Read the lines below and count those that have the word "Click". Respond with the number only.

-- START DATA RECORDS --

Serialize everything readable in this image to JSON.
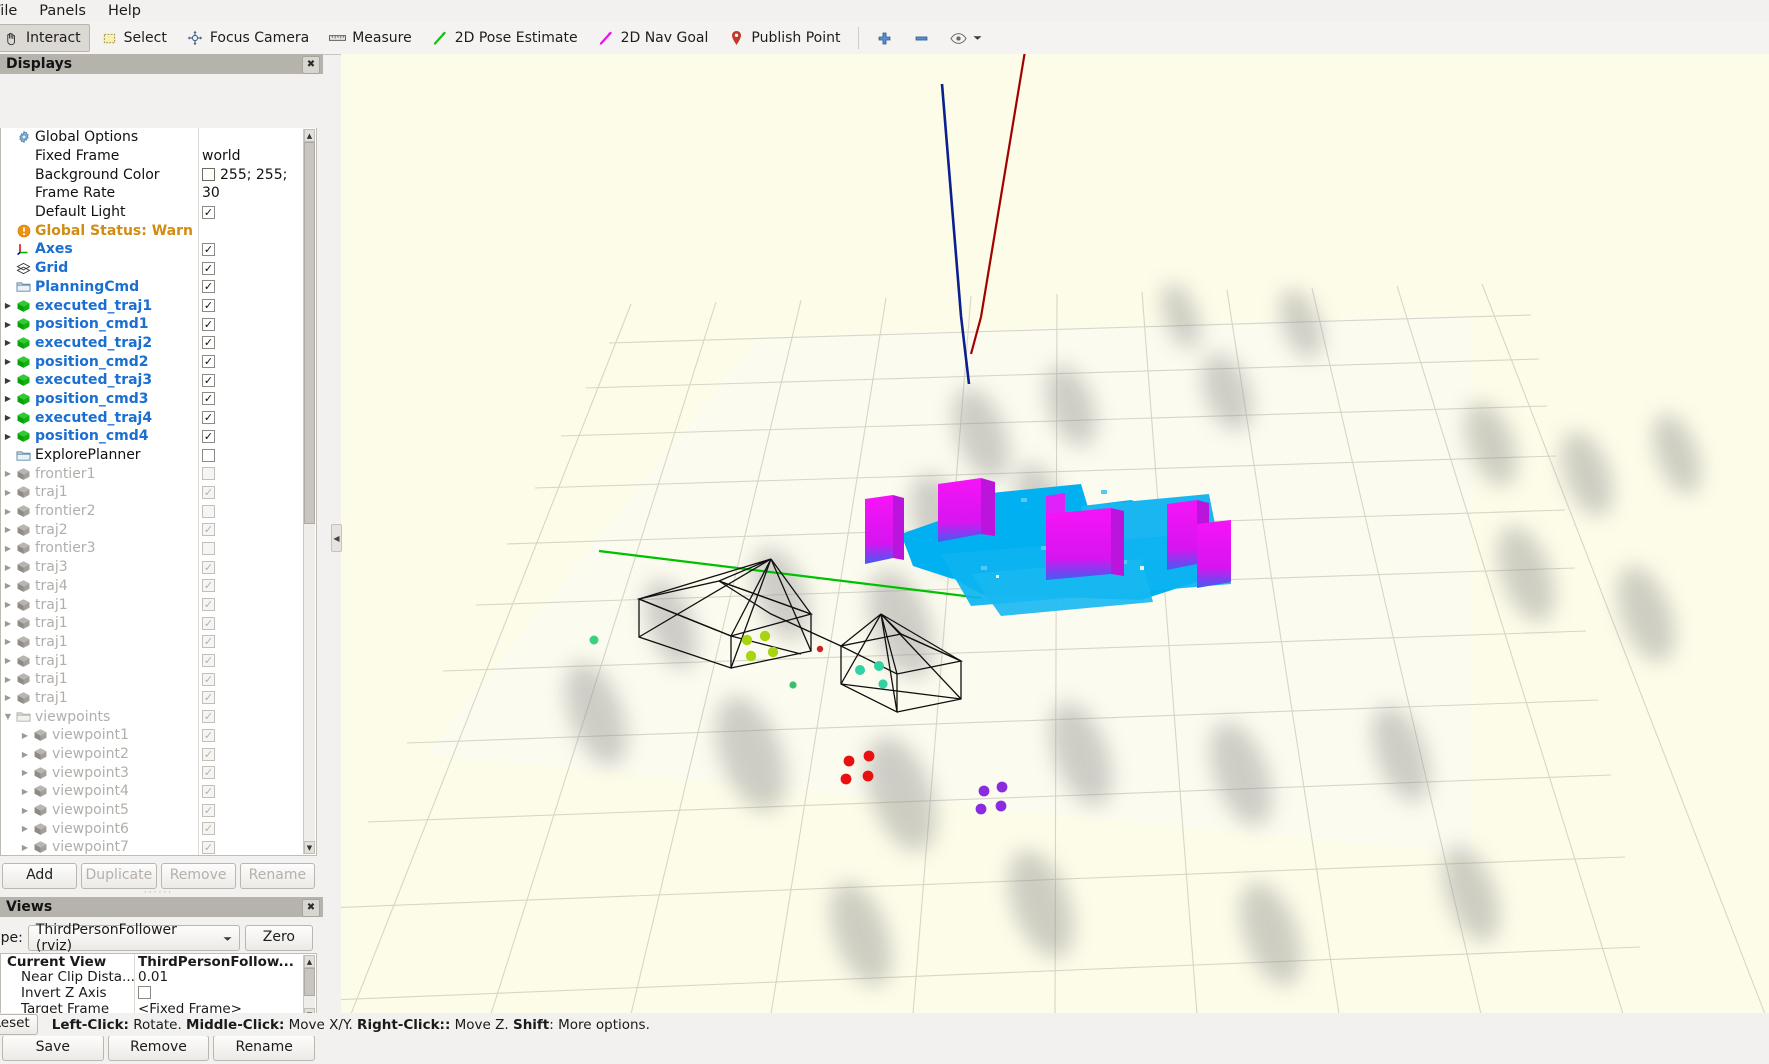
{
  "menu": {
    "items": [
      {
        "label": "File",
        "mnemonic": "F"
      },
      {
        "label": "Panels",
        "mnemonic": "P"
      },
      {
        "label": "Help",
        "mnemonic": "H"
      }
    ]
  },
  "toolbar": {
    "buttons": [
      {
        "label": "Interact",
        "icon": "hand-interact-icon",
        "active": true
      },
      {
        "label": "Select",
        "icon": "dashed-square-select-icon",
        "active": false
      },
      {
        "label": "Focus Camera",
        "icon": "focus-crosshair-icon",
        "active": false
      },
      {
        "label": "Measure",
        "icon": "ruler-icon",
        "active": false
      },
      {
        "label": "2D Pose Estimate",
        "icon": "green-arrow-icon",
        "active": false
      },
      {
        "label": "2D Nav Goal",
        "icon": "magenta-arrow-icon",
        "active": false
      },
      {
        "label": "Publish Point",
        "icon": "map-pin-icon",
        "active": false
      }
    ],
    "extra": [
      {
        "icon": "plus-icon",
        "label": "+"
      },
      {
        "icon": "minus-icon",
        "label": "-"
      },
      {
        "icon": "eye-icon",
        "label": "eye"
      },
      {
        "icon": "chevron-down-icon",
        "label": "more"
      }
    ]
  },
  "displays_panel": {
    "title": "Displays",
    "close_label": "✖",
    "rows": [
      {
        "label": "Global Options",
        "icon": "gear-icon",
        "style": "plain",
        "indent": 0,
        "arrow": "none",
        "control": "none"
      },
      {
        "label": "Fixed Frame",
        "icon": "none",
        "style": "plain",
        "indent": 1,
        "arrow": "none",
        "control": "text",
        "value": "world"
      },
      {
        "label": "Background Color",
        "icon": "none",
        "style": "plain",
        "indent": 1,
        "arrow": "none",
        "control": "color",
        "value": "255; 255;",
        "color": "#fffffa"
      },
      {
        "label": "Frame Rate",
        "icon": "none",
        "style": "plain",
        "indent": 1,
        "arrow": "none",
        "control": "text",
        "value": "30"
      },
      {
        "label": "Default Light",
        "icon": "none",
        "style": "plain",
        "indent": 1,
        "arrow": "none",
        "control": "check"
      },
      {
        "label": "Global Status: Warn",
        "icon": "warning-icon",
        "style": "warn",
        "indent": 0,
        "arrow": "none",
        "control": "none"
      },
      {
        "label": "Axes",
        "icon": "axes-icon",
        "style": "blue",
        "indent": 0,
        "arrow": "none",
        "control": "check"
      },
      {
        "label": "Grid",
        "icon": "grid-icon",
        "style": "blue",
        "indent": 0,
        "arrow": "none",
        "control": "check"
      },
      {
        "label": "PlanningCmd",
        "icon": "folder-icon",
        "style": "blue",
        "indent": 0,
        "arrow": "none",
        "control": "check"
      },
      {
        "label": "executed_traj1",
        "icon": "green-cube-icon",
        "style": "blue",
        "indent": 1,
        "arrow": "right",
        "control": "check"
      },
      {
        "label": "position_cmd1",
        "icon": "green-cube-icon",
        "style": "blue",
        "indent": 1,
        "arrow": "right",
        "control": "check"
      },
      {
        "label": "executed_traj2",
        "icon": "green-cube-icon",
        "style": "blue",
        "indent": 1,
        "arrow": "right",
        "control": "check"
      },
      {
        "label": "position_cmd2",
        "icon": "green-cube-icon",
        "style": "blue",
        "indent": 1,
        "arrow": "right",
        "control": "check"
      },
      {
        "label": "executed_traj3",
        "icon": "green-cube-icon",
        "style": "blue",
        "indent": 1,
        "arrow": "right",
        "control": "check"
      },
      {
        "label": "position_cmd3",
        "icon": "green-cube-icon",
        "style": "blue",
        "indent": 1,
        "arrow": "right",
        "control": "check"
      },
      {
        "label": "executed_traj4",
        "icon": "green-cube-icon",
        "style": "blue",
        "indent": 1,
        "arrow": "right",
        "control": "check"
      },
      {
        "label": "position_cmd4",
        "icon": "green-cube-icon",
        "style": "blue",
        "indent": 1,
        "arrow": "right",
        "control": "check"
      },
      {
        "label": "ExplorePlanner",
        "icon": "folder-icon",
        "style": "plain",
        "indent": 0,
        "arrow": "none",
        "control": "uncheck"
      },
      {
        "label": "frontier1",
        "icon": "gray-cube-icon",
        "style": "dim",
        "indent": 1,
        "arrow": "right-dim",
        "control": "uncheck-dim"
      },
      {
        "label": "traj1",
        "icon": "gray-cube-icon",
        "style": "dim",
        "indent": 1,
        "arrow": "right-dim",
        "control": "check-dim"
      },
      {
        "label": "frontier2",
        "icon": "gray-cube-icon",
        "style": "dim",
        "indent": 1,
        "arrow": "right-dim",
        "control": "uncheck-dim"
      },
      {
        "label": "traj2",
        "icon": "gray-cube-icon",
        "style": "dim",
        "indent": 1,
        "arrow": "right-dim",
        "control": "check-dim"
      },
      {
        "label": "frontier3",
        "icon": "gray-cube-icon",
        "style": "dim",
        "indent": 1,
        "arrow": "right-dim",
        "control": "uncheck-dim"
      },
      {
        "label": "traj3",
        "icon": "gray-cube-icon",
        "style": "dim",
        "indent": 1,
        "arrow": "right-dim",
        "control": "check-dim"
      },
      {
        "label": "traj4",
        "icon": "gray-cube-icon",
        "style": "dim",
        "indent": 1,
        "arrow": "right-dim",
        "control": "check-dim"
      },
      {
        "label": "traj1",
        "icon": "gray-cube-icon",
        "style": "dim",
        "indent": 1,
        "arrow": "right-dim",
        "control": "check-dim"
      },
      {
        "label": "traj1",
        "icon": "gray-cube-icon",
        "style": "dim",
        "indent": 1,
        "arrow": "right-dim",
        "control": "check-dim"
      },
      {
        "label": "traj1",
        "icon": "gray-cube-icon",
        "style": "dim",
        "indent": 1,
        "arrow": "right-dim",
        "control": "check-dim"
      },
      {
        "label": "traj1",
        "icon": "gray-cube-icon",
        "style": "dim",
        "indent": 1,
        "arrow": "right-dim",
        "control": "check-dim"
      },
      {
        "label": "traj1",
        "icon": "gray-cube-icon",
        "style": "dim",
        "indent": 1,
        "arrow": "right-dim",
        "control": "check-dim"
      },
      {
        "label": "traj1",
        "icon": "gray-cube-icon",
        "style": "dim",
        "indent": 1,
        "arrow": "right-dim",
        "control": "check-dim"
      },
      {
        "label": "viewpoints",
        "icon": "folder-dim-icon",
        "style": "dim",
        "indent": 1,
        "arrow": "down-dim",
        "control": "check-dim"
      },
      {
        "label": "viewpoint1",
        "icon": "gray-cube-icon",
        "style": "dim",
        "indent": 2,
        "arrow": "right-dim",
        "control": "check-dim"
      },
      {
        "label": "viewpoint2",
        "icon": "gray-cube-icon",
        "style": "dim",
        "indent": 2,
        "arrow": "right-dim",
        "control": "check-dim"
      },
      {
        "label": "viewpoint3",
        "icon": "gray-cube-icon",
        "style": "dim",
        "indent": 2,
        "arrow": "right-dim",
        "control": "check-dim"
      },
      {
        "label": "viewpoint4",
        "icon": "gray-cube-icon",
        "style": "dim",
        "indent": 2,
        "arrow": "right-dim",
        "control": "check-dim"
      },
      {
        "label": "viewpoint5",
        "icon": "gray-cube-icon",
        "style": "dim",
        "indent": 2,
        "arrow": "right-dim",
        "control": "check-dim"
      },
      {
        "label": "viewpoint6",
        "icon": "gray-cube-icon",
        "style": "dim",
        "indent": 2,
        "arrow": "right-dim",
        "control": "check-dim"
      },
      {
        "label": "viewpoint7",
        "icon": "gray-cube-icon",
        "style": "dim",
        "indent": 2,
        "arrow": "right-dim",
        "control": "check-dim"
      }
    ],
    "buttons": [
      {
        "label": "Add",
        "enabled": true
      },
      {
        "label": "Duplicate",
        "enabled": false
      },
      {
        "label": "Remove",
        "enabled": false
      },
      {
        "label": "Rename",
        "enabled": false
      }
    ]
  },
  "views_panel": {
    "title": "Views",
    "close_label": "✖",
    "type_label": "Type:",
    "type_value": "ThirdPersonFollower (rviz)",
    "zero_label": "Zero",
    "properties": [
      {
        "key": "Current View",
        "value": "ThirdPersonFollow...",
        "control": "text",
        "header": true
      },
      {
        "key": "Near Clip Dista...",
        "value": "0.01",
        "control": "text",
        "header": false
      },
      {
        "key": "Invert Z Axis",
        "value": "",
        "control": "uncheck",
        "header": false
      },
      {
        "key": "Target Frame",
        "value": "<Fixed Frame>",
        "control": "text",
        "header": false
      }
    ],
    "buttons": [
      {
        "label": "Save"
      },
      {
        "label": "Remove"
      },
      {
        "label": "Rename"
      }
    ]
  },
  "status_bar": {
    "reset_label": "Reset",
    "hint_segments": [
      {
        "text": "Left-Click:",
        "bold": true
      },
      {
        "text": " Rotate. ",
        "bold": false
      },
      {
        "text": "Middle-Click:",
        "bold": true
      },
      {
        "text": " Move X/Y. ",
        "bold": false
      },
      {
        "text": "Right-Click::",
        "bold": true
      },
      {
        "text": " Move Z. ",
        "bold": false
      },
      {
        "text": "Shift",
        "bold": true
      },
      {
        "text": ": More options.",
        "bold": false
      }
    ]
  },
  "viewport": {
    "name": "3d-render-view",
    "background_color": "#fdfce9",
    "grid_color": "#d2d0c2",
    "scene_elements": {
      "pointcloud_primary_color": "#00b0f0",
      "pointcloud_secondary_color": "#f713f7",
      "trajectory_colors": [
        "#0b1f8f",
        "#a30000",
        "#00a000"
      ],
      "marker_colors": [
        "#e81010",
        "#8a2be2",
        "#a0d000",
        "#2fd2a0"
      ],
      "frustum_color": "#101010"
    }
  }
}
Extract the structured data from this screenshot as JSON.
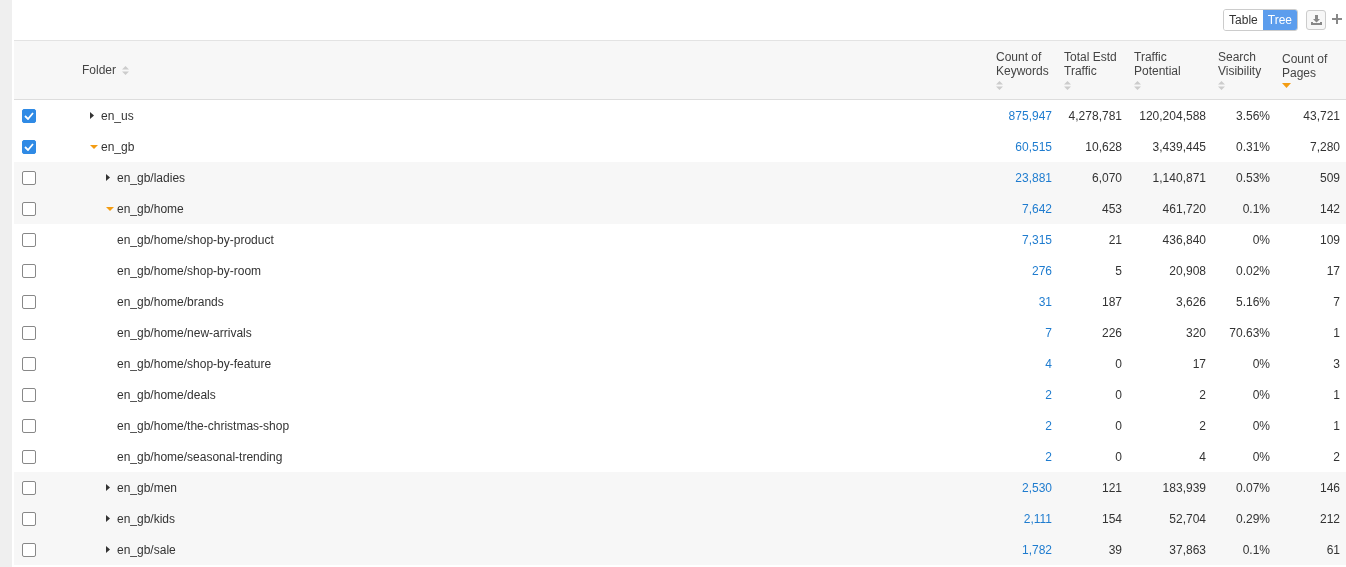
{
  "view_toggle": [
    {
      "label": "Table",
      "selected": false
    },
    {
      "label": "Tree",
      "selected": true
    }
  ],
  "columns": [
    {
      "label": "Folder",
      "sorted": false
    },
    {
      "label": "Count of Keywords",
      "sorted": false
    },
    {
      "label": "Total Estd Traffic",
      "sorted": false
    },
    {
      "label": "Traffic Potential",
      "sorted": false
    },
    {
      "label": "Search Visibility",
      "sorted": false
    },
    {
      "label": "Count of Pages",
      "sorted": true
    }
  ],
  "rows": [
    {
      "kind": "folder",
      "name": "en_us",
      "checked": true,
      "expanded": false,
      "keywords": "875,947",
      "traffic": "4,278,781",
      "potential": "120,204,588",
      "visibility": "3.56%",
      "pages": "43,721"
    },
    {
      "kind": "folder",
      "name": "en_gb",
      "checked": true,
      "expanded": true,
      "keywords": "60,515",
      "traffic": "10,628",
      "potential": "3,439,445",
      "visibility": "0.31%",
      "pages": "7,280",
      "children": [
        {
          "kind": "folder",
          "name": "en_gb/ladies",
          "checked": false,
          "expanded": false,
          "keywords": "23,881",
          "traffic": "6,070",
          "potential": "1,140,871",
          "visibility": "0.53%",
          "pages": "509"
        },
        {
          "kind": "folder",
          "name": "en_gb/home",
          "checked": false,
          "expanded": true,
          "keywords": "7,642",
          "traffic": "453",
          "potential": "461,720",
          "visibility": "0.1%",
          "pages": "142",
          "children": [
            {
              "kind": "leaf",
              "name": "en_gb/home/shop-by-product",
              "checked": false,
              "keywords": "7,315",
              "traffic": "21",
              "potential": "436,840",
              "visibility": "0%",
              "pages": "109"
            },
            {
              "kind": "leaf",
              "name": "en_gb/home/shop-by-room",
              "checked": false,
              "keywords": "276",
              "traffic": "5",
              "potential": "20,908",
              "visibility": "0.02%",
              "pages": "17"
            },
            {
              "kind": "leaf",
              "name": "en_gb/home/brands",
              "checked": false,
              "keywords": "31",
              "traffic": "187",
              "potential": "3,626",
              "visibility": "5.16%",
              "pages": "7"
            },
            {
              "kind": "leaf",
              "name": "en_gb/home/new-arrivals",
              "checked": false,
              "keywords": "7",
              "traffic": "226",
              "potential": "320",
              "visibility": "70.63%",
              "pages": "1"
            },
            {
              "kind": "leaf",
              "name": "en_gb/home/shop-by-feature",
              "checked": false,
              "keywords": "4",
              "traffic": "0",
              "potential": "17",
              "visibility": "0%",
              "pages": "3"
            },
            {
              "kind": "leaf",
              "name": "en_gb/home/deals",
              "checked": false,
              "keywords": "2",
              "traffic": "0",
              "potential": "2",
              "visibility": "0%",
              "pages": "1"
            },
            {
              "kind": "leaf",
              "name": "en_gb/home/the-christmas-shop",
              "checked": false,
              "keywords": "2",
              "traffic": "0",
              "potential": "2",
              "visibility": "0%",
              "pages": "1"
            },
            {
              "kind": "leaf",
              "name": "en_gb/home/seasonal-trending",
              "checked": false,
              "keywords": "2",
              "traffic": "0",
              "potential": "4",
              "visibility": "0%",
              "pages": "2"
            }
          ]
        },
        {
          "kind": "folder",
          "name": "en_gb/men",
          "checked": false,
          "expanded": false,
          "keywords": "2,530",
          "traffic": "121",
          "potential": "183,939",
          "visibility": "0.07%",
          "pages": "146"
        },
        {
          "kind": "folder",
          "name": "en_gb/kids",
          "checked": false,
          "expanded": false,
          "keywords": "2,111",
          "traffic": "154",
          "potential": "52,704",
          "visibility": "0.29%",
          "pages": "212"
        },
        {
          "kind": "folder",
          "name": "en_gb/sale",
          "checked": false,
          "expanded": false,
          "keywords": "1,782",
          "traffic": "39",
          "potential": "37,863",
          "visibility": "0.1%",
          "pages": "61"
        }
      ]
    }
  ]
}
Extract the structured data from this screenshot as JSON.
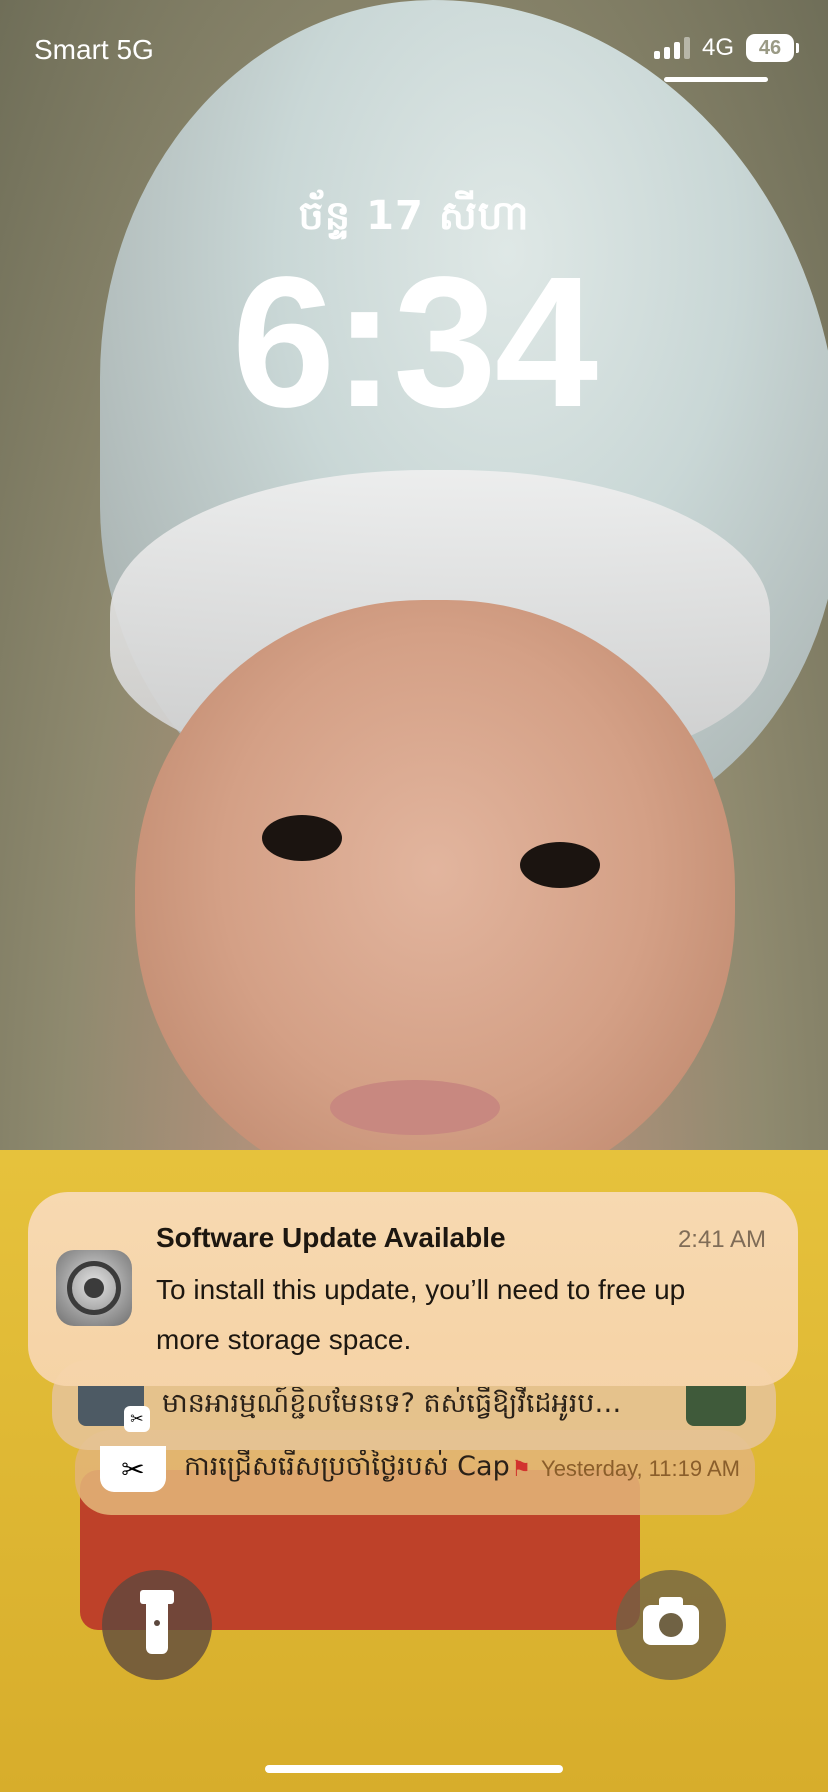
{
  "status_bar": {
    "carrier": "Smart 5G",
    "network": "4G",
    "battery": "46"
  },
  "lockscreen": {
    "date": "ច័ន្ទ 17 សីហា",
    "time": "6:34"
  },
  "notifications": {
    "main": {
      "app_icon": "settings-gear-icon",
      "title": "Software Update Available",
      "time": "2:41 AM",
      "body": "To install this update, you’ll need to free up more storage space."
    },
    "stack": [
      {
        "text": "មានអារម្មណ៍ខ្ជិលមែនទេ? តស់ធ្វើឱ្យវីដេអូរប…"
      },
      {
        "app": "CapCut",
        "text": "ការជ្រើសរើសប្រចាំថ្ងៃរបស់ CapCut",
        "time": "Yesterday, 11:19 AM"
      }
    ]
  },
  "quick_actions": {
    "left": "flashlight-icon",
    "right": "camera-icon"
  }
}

-- END DATA RECORDS --

TASK ANSWER »
3